───── GIVEN DATA

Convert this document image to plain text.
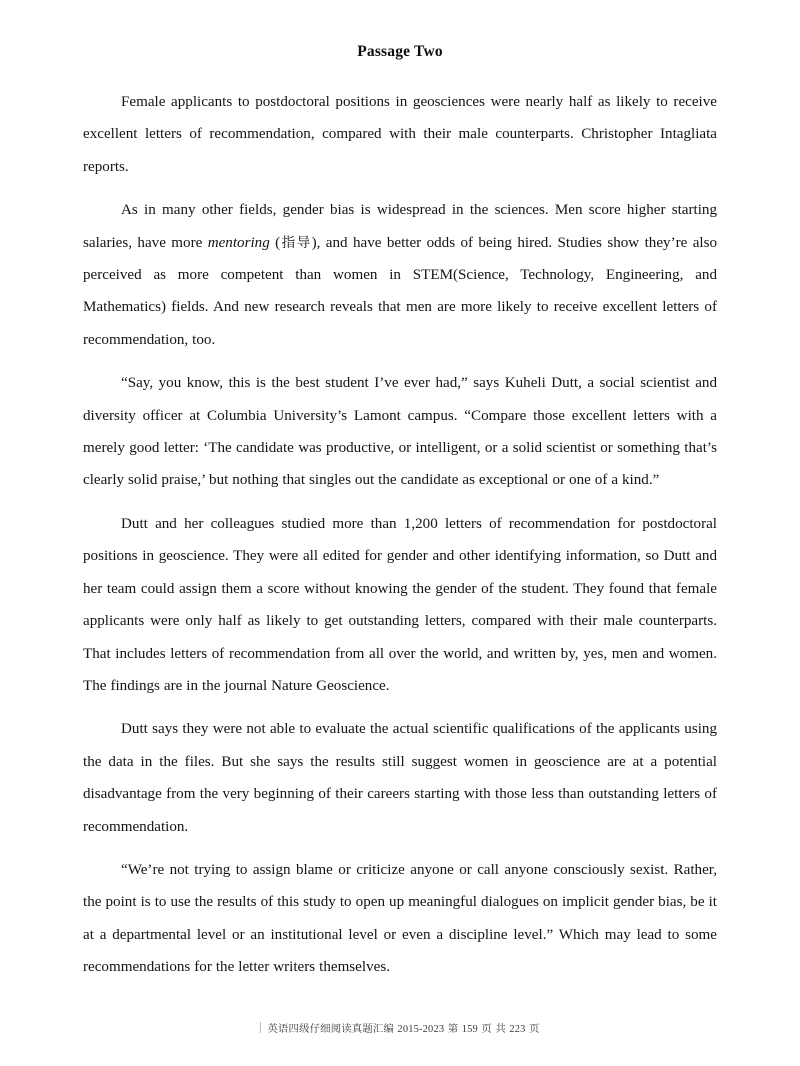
Passage Two

Female applicants to postdoctoral positions in geosciences were nearly half as likely to receive excellent letters of recommendation, compared with their male counterparts. Christopher Intagliata reports.

As in many other fields, gender bias is widespread in the sciences. Men score higher starting salaries, have more mentoring (指导), and have better odds of being hired. Studies show they’re also perceived as more competent than women in STEM(Science, Technology, Engineering, and Mathematics) fields. And new research reveals that men are more likely to receive excellent letters of recommendation, too.

“Say, you know, this is the best student I’ve ever had,” says Kuheli Dutt, a social scientist and diversity officer at Columbia University’s Lamont campus. “Compare those excellent letters with a merely good letter: ‘The candidate was productive, or intelligent, or a solid scientist or something that’s clearly solid praise,’ but nothing that singles out the candidate as exceptional or one of a kind.”

Dutt and her colleagues studied more than 1,200 letters of recommendation for postdoctoral positions in geoscience. They were all edited for gender and other identifying information, so Dutt and her team could assign them a score without knowing the gender of the student. They found that female applicants were only half as likely to get outstanding letters, compared with their male counterparts. That includes letters of recommendation from all over the world, and written by, yes, men and women. The findings are in the journal Nature Geoscience.

Dutt says they were not able to evaluate the actual scientific qualifications of the applicants using the data in the files. But she says the results still suggest women in geoscience are at a potential disadvantage from the very beginning of their careers starting with those less than outstanding letters of recommendation.

“We’re not trying to assign blame or criticize anyone or call anyone consciously sexist. Rather, the point is to use the results of this study to open up meaningful dialogues on implicit gender bias, be it at a departmental level or an institutional level or even a discipline level.” Which may lead to some recommendations for the letter writers themselves.

英语四级仔细阅读真题汇编 2015-2023 第 159 页 共 223 页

──────────

### WHAT IS REQUIRED
Set down the complete material exactly, but do not include the images.

### OUTPUT FOR THIS TASK
Convert this document image to plain text.
Passage Two

Female applicants to postdoctoral positions in geosciences were nearly half as likely to receive excellent letters of recommendation, compared with their male counterparts. Christopher Intagliata reports.

As in many other fields, gender bias is widespread in the sciences. Men score higher starting salaries, have more mentoring (指导), and have better odds of being hired. Studies show they’re also perceived as more competent than women in STEM(Science, Technology, Engineering, and Mathematics) fields. And new research reveals that men are more likely to receive excellent letters of recommendation, too.

“Say, you know, this is the best student I’ve ever had,” says Kuheli Dutt, a social scientist and diversity officer at Columbia University’s Lamont campus. “Compare those excellent letters with a merely good letter: ‘The candidate was productive, or intelligent, or a solid scientist or something that’s clearly solid praise,’ but nothing that singles out the candidate as exceptional or one of a kind.”

Dutt and her colleagues studied more than 1,200 letters of recommendation for postdoctoral positions in geoscience. They were all edited for gender and other identifying information, so Dutt and her team could assign them a score without knowing the gender of the student. They found that female applicants were only half as likely to get outstanding letters, compared with their male counterparts. That includes letters of recommendation from all over the world, and written by, yes, men and women. The findings are in the journal Nature Geoscience.

Dutt says they were not able to evaluate the actual scientific qualifications of the applicants using the data in the files. But she says the results still suggest women in geoscience are at a potential disadvantage from the very beginning of their careers starting with those less than outstanding letters of recommendation.

“We’re not trying to assign blame or criticize anyone or call anyone consciously sexist. Rather, the point is to use the results of this study to open up meaningful dialogues on implicit gender bias, be it at a departmental level or an institutional level or even a discipline level.” Which may lead to some recommendations for the letter writers themselves.

英语四级仔细阅读真题汇编 2015-2023 第 159 页 共 223 页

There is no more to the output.